Repeat the records below exactly, leaving out any pictures.

"""

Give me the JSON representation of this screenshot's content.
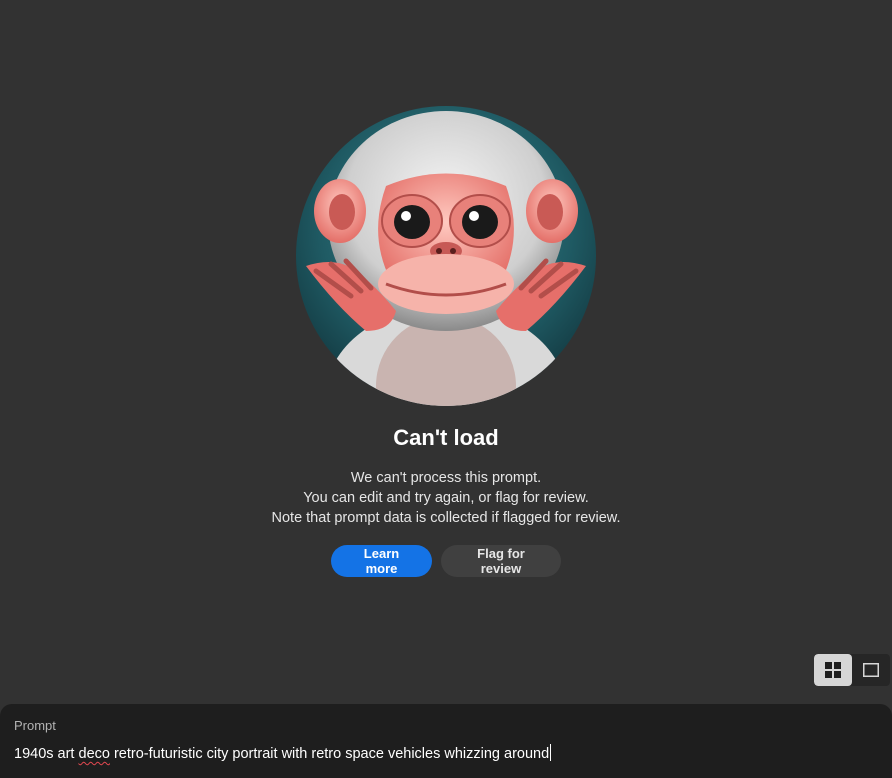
{
  "error": {
    "title": "Can't load",
    "message_lines": [
      "We can't process this prompt.",
      "You can edit and try again, or flag for review.",
      "Note that prompt data is collected if flagged for review."
    ],
    "illustration_icon": "monkey-illustration-icon"
  },
  "actions": {
    "learn_more_label": "Learn more",
    "flag_label": "Flag for review"
  },
  "view_toggle": {
    "options": [
      "grid-view-icon",
      "single-view-icon"
    ],
    "active": "grid-view-icon"
  },
  "prompt": {
    "label": "Prompt",
    "value_before": "1940s art ",
    "value_misspelled": "deco",
    "value_after": " retro-futuristic city portrait with retro space vehicles whizzing around"
  },
  "colors": {
    "background": "#323232",
    "primary_button": "#1473e6",
    "secondary_button": "#404040",
    "prompt_panel": "#1e1e1e"
  }
}
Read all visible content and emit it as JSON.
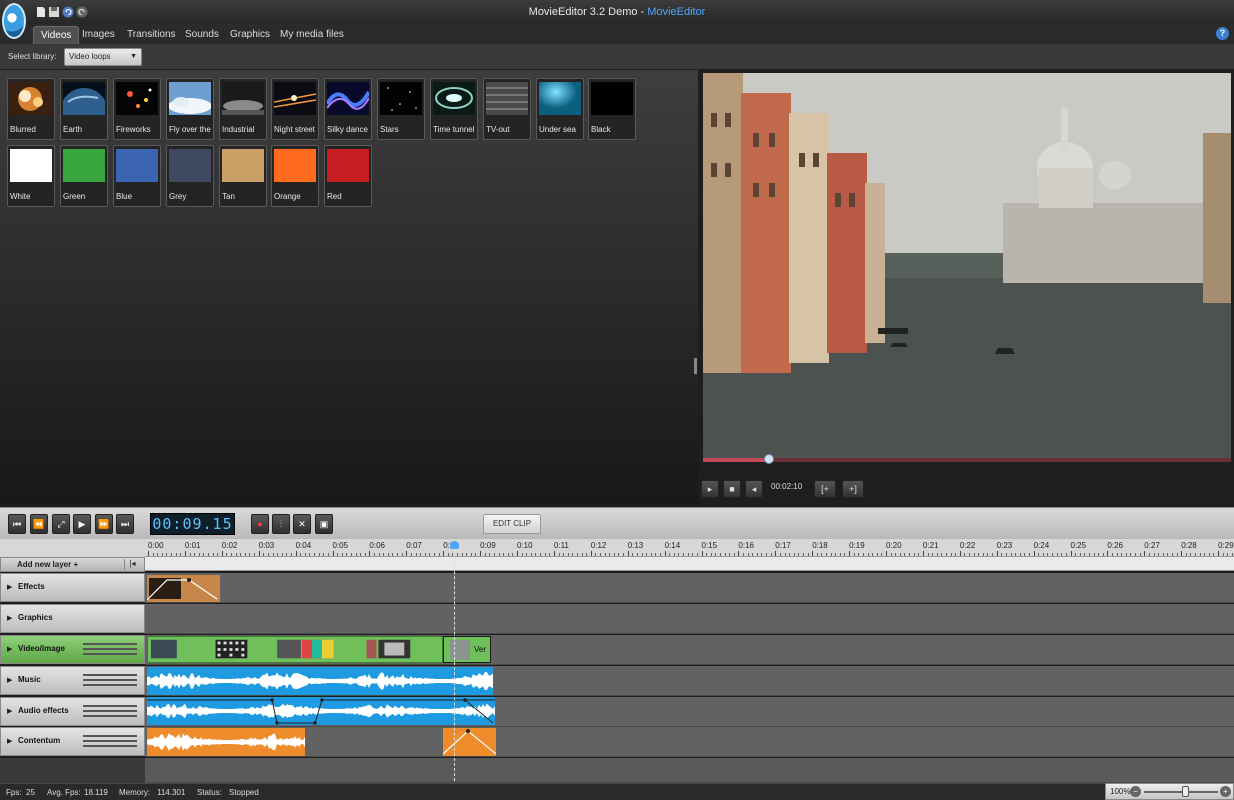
{
  "window": {
    "title_main": "MovieEditor 3.2 Demo - ",
    "title_accent": "MovieEditor",
    "help_label": "?"
  },
  "tabs": [
    {
      "label": "Videos",
      "active": true
    },
    {
      "label": "Images"
    },
    {
      "label": "Transitions"
    },
    {
      "label": "Sounds"
    },
    {
      "label": "Graphics"
    },
    {
      "label": "My media files"
    }
  ],
  "library": {
    "select_label": "Select library:",
    "selected": "Video loops",
    "items": [
      {
        "name": "Blurred",
        "icon": "blurred-thumbnail"
      },
      {
        "name": "Earth",
        "icon": "earth-thumbnail"
      },
      {
        "name": "Fireworks",
        "icon": "fireworks-thumbnail"
      },
      {
        "name": "Fly over the",
        "icon": "sky-thumbnail"
      },
      {
        "name": "Industrial",
        "icon": "industrial-thumbnail"
      },
      {
        "name": "Night street",
        "icon": "night-street-thumbnail"
      },
      {
        "name": "Silky dance",
        "icon": "silky-dance-thumbnail"
      },
      {
        "name": "Stars",
        "icon": "stars-thumbnail"
      },
      {
        "name": "Time tunnel",
        "icon": "time-tunnel-thumbnail"
      },
      {
        "name": "TV-out",
        "icon": "tv-out-thumbnail"
      },
      {
        "name": "Under sea",
        "icon": "under-sea-thumbnail"
      },
      {
        "name": "Black",
        "color": "#000000"
      },
      {
        "name": "White",
        "color": "#ffffff"
      },
      {
        "name": "Green",
        "color": "#3aa63f"
      },
      {
        "name": "Blue",
        "color": "#3b64b1"
      },
      {
        "name": "Grey",
        "color": "#3f4a60"
      },
      {
        "name": "Tan",
        "color": "#c9a065"
      },
      {
        "name": "Orange",
        "color": "#ff6a1f"
      },
      {
        "name": "Red",
        "color": "#c81e22"
      }
    ]
  },
  "preview": {
    "time": "00:02:10",
    "progress": 0.12,
    "buttons": [
      "play-icon",
      "stop-icon",
      "volume-icon",
      "mark-in-icon",
      "mark-out-icon"
    ]
  },
  "timeline": {
    "timecode": "00:09.15",
    "edit_clip_label": "EDIT CLIP",
    "transport_buttons": [
      "skip-start-icon",
      "rewind-icon",
      "fullscreen-icon",
      "play-icon",
      "fast-forward-icon",
      "skip-end-icon"
    ],
    "tool_buttons": [
      "record-icon",
      "split-icon",
      "delete-icon",
      "snapshot-icon"
    ],
    "ruler_ticks": [
      "0:00",
      "0:01",
      "0:02",
      "0:03",
      "0:04",
      "0:05",
      "0:06",
      "0:07",
      "0:08",
      "0:09",
      "0:10",
      "0:11",
      "0:12",
      "0:13",
      "0:14",
      "0:15",
      "0:16",
      "0:17",
      "0:18",
      "0:19",
      "0:20",
      "0:21",
      "0:22",
      "0:23",
      "0:24",
      "0:25",
      "0:26",
      "0:27",
      "0:28",
      "0:29"
    ],
    "add_layer_label": "Add new layer +",
    "tracks": [
      {
        "name": "Effects",
        "has_volume": false
      },
      {
        "name": "Graphics",
        "has_volume": false
      },
      {
        "name": "Video/image",
        "has_volume": true,
        "highlight": true
      },
      {
        "name": "Music",
        "has_volume": true
      },
      {
        "name": "Audio effects",
        "has_volume": true
      },
      {
        "name": "Contentum",
        "has_volume": true
      }
    ],
    "video_clip_label": "Ver",
    "colors": {
      "video": "#6fbf5a",
      "audio": "#1e9be0",
      "effect": "#c7874a",
      "content": "#ee8c2b"
    }
  },
  "status": {
    "fps_label": "Fps:",
    "fps_value": "25",
    "avg_label": "Avg. Fps:",
    "avg_value": "18.119",
    "memory_label": "Memory:",
    "memory_value": "114.301",
    "status_label": "Status:",
    "status_value": "Stopped",
    "zoom": "100%"
  }
}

"""

- Finished task -
Give me the JSON representation of this screenshot's content.
{
  "error": {
    "title": "Can't load",
    "message_lines": [
      "We can't process this prompt.",
      "You can edit and try again, or flag for review.",
      "Note that prompt data is collected if flagged for review."
    ],
    "illustration_icon": "monkey-illustration-icon"
  },
  "actions": {
    "learn_more_label": "Learn more",
    "flag_label": "Flag for review"
  },
  "view_toggle": {
    "options": [
      "grid-view-icon",
      "single-view-icon"
    ],
    "active": "grid-view-icon"
  },
  "prompt": {
    "label": "Prompt",
    "value_before": "1940s art ",
    "value_misspelled": "deco",
    "value_after": " retro-futuristic city portrait with retro space vehicles whizzing around"
  },
  "colors": {
    "background": "#323232",
    "primary_button": "#1473e6",
    "secondary_button": "#404040",
    "prompt_panel": "#1e1e1e"
  }
}
Read all visible content and emit it as JSON.
{
  "window": {
    "title_main": "MovieEditor 3.2 Demo - ",
    "title_accent": "MovieEditor",
    "help_label": "?"
  },
  "tabs": [
    {
      "label": "Videos",
      "active": true
    },
    {
      "label": "Images"
    },
    {
      "label": "Transitions"
    },
    {
      "label": "Sounds"
    },
    {
      "label": "Graphics"
    },
    {
      "label": "My media files"
    }
  ],
  "library": {
    "select_label": "Select library:",
    "selected": "Video loops",
    "items": [
      {
        "name": "Blurred",
        "icon": "blurred-thumbnail"
      },
      {
        "name": "Earth",
        "icon": "earth-thumbnail"
      },
      {
        "name": "Fireworks",
        "icon": "fireworks-thumbnail"
      },
      {
        "name": "Fly over the",
        "icon": "sky-thumbnail"
      },
      {
        "name": "Industrial",
        "icon": "industrial-thumbnail"
      },
      {
        "name": "Night street",
        "icon": "night-street-thumbnail"
      },
      {
        "name": "Silky dance",
        "icon": "silky-dance-thumbnail"
      },
      {
        "name": "Stars",
        "icon": "stars-thumbnail"
      },
      {
        "name": "Time tunnel",
        "icon": "time-tunnel-thumbnail"
      },
      {
        "name": "TV-out",
        "icon": "tv-out-thumbnail"
      },
      {
        "name": "Under sea",
        "icon": "under-sea-thumbnail"
      },
      {
        "name": "Black",
        "color": "#000000"
      },
      {
        "name": "White",
        "color": "#ffffff"
      },
      {
        "name": "Green",
        "color": "#3aa63f"
      },
      {
        "name": "Blue",
        "color": "#3b64b1"
      },
      {
        "name": "Grey",
        "color": "#3f4a60"
      },
      {
        "name": "Tan",
        "color": "#c9a065"
      },
      {
        "name": "Orange",
        "color": "#ff6a1f"
      },
      {
        "name": "Red",
        "color": "#c81e22"
      }
    ]
  },
  "preview": {
    "time": "00:02:10",
    "progress": 0.12,
    "buttons": [
      "play-icon",
      "stop-icon",
      "volume-icon",
      "mark-in-icon",
      "mark-out-icon"
    ]
  },
  "timeline": {
    "timecode": "00:09.15",
    "edit_clip_label": "EDIT CLIP",
    "transport_buttons": [
      "skip-start-icon",
      "rewind-icon",
      "fullscreen-icon",
      "play-icon",
      "fast-forward-icon",
      "skip-end-icon"
    ],
    "tool_buttons": [
      "record-icon",
      "split-icon",
      "delete-icon",
      "snapshot-icon"
    ],
    "ruler_ticks": [
      "0:00",
      "0:01",
      "0:02",
      "0:03",
      "0:04",
      "0:05",
      "0:06",
      "0:07",
      "0:08",
      "0:09",
      "0:10",
      "0:11",
      "0:12",
      "0:13",
      "0:14",
      "0:15",
      "0:16",
      "0:17",
      "0:18",
      "0:19",
      "0:20",
      "0:21",
      "0:22",
      "0:23",
      "0:24",
      "0:25",
      "0:26",
      "0:27",
      "0:28",
      "0:29"
    ],
    "add_layer_label": "Add new layer +",
    "tracks": [
      {
        "name": "Effects",
        "has_volume": false
      },
      {
        "name": "Graphics",
        "has_volume": false
      },
      {
        "name": "Video/image",
        "has_volume": true,
        "highlight": true
      },
      {
        "name": "Music",
        "has_volume": true
      },
      {
        "name": "Audio effects",
        "has_volume": true
      },
      {
        "name": "Contentum",
        "has_volume": true
      }
    ],
    "video_clip_label": "Ver",
    "colors": {
      "video": "#6fbf5a",
      "audio": "#1e9be0",
      "effect": "#c7874a",
      "content": "#ee8c2b"
    }
  },
  "status": {
    "fps_label": "Fps:",
    "fps_value": "25",
    "avg_label": "Avg. Fps:",
    "avg_value": "18.119",
    "memory_label": "Memory:",
    "memory_value": "114.301",
    "status_label": "Status:",
    "status_value": "Stopped",
    "zoom": "100%"
  }
}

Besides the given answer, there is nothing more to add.